## SHORT TASK
Write out the listing below without alteration, omitting its pictures.

======

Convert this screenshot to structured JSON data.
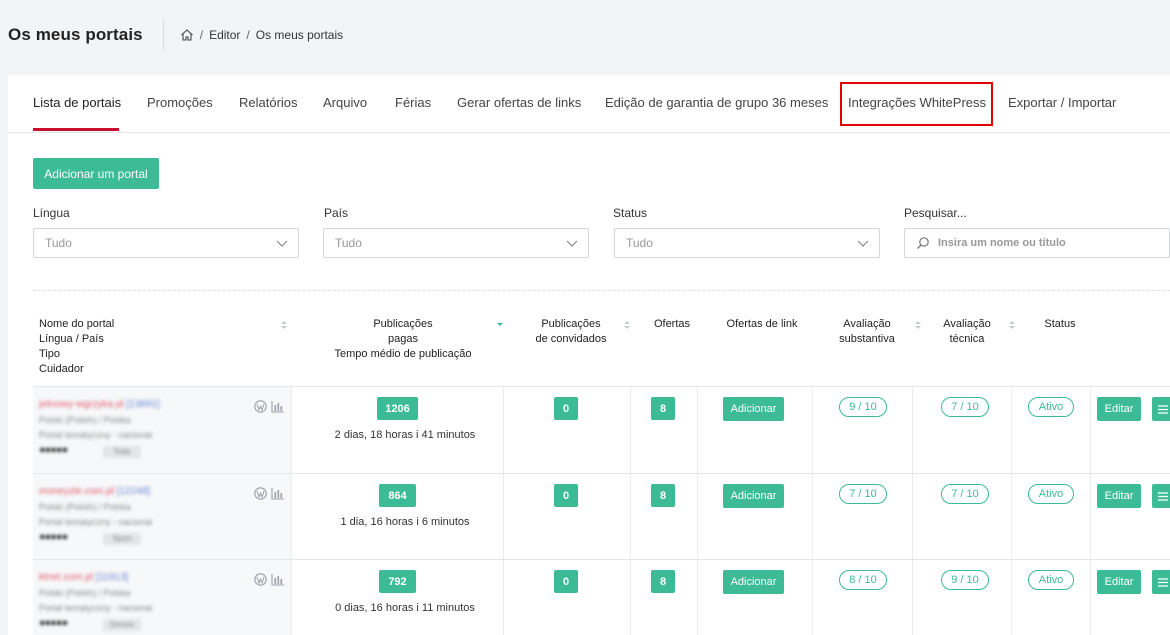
{
  "header": {
    "title": "Os meus portais",
    "breadcrumb": [
      "Editor",
      "Os meus portais"
    ],
    "breadcrumb_sep": "/"
  },
  "tabs": [
    {
      "label": "Lista de portais",
      "active": true
    },
    {
      "label": "Promoções"
    },
    {
      "label": "Relatórios"
    },
    {
      "label": "Arquivo"
    },
    {
      "label": "Férias"
    },
    {
      "label": "Gerar ofertas de links"
    },
    {
      "label": "Edição de garantia de grupo 36 meses"
    },
    {
      "label": "Integrações WhitePress",
      "highlighted": true
    },
    {
      "label": "Exportar / Importar"
    }
  ],
  "add_button": "Adicionar um portal",
  "filters": {
    "language": {
      "label": "Língua",
      "value": "Tudo"
    },
    "country": {
      "label": "País",
      "value": "Tudo"
    },
    "status": {
      "label": "Status",
      "value": "Tudo"
    },
    "search": {
      "label": "Pesquisar...",
      "placeholder": "Insira um nome ou título"
    }
  },
  "table": {
    "headers": {
      "portal": [
        "Nome do portal",
        "Língua / País",
        "Tipo",
        "Cuidador"
      ],
      "paid": [
        "Publicações",
        "pagas",
        "Tempo médio de publicação"
      ],
      "guest": [
        "Publicações",
        "de convidados"
      ],
      "offers": "Ofertas",
      "link_offers": "Ofertas de link",
      "substantive": [
        "Avaliação",
        "substantiva"
      ],
      "technical": [
        "Avaliação",
        "técnica"
      ],
      "status": "Status"
    },
    "rows": [
      {
        "blur_name": "jetnowy-wgrzyka.pl",
        "blur_id": "[13891]",
        "blur_lang": "Polski (Polish) / Polska",
        "blur_lang_b": "(Polska)",
        "blur_type": "Portal tematyczny - nacional",
        "blur_chip": "Tode",
        "paid": "1206",
        "avg_time": "2 dias, 18 horas i 41 minutos",
        "guest": "0",
        "offers": "8",
        "link_btn": "Adicionar",
        "substantive": "9 / 10",
        "technical": "7 / 10",
        "status": "Ativo",
        "edit": "Editar"
      },
      {
        "blur_name": "moneyzle.com.pl",
        "blur_id": "[12248]",
        "blur_lang": "Polski (Polish) / Polska",
        "blur_lang_b": "(Polska)",
        "blur_type": "Portal tematyczny - nacional",
        "blur_chip": "Sport",
        "paid": "864",
        "avg_time": "1 dia, 16 horas i 6 minutos",
        "guest": "0",
        "offers": "8",
        "link_btn": "Adicionar",
        "substantive": "7 / 10",
        "technical": "7 / 10",
        "status": "Ativo",
        "edit": "Editar"
      },
      {
        "blur_name": "ktnet.com.pl",
        "blur_id": "[11913]",
        "blur_lang": "Polski (Polish) / Polska",
        "blur_lang_b": "(Polska)",
        "blur_type": "Portal tematyczny - nacional",
        "blur_chip": "Serwis",
        "paid": "792",
        "avg_time": "0 dias, 16 horas i 11 minutos",
        "guest": "0",
        "offers": "8",
        "link_btn": "Adicionar",
        "substantive": "8 / 10",
        "technical": "9 / 10",
        "status": "Ativo",
        "edit": "Editar"
      }
    ]
  },
  "colors": {
    "accent": "#3dbb96",
    "active_tab": "#c8102e",
    "highlight": "#e00000"
  },
  "icons": [
    "home-icon",
    "chevron-down-icon",
    "search-icon",
    "wordpress-icon",
    "bar-chart-icon",
    "sort-icon",
    "hamburger-menu-icon"
  ]
}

======

## OUTPUT OF THE TASK
Convert this screenshot to structured JSON data.
{
  "header": {
    "title": "Os meus portais",
    "breadcrumb": [
      "Editor",
      "Os meus portais"
    ],
    "breadcrumb_sep": "/"
  },
  "tabs": [
    {
      "label": "Lista de portais",
      "active": true
    },
    {
      "label": "Promoções"
    },
    {
      "label": "Relatórios"
    },
    {
      "label": "Arquivo"
    },
    {
      "label": "Férias"
    },
    {
      "label": "Gerar ofertas de links"
    },
    {
      "label": "Edição de garantia de grupo 36 meses"
    },
    {
      "label": "Integrações WhitePress",
      "highlighted": true
    },
    {
      "label": "Exportar / Importar"
    }
  ],
  "add_button": "Adicionar um portal",
  "filters": {
    "language": {
      "label": "Língua",
      "value": "Tudo"
    },
    "country": {
      "label": "País",
      "value": "Tudo"
    },
    "status": {
      "label": "Status",
      "value": "Tudo"
    },
    "search": {
      "label": "Pesquisar...",
      "placeholder": "Insira um nome ou título"
    }
  },
  "table": {
    "headers": {
      "portal": [
        "Nome do portal",
        "Língua / País",
        "Tipo",
        "Cuidador"
      ],
      "paid": [
        "Publicações",
        "pagas",
        "Tempo médio de publicação"
      ],
      "guest": [
        "Publicações",
        "de convidados"
      ],
      "offers": "Ofertas",
      "link_offers": "Ofertas de link",
      "substantive": [
        "Avaliação",
        "substantiva"
      ],
      "technical": [
        "Avaliação",
        "técnica"
      ],
      "status": "Status"
    },
    "rows": [
      {
        "blur_name": "jetnowy-wgrzyka.pl",
        "blur_id": "[13891]",
        "blur_lang": "Polski (Polish) / Polska",
        "blur_lang_b": "(Polska)",
        "blur_type": "Portal tematyczny - nacional",
        "blur_chip": "Tode",
        "paid": "1206",
        "avg_time": "2 dias, 18 horas i 41 minutos",
        "guest": "0",
        "offers": "8",
        "link_btn": "Adicionar",
        "substantive": "9 / 10",
        "technical": "7 / 10",
        "status": "Ativo",
        "edit": "Editar"
      },
      {
        "blur_name": "moneyzle.com.pl",
        "blur_id": "[12248]",
        "blur_lang": "Polski (Polish) / Polska",
        "blur_lang_b": "(Polska)",
        "blur_type": "Portal tematyczny - nacional",
        "blur_chip": "Sport",
        "paid": "864",
        "avg_time": "1 dia, 16 horas i 6 minutos",
        "guest": "0",
        "offers": "8",
        "link_btn": "Adicionar",
        "substantive": "7 / 10",
        "technical": "7 / 10",
        "status": "Ativo",
        "edit": "Editar"
      },
      {
        "blur_name": "ktnet.com.pl",
        "blur_id": "[11913]",
        "blur_lang": "Polski (Polish) / Polska",
        "blur_lang_b": "(Polska)",
        "blur_type": "Portal tematyczny - nacional",
        "blur_chip": "Serwis",
        "paid": "792",
        "avg_time": "0 dias, 16 horas i 11 minutos",
        "guest": "0",
        "offers": "8",
        "link_btn": "Adicionar",
        "substantive": "8 / 10",
        "technical": "9 / 10",
        "status": "Ativo",
        "edit": "Editar"
      }
    ]
  },
  "colors": {
    "accent": "#3dbb96",
    "active_tab": "#c8102e",
    "highlight": "#e00000"
  },
  "icons": [
    "home-icon",
    "chevron-down-icon",
    "search-icon",
    "wordpress-icon",
    "bar-chart-icon",
    "sort-icon",
    "hamburger-menu-icon"
  ]
}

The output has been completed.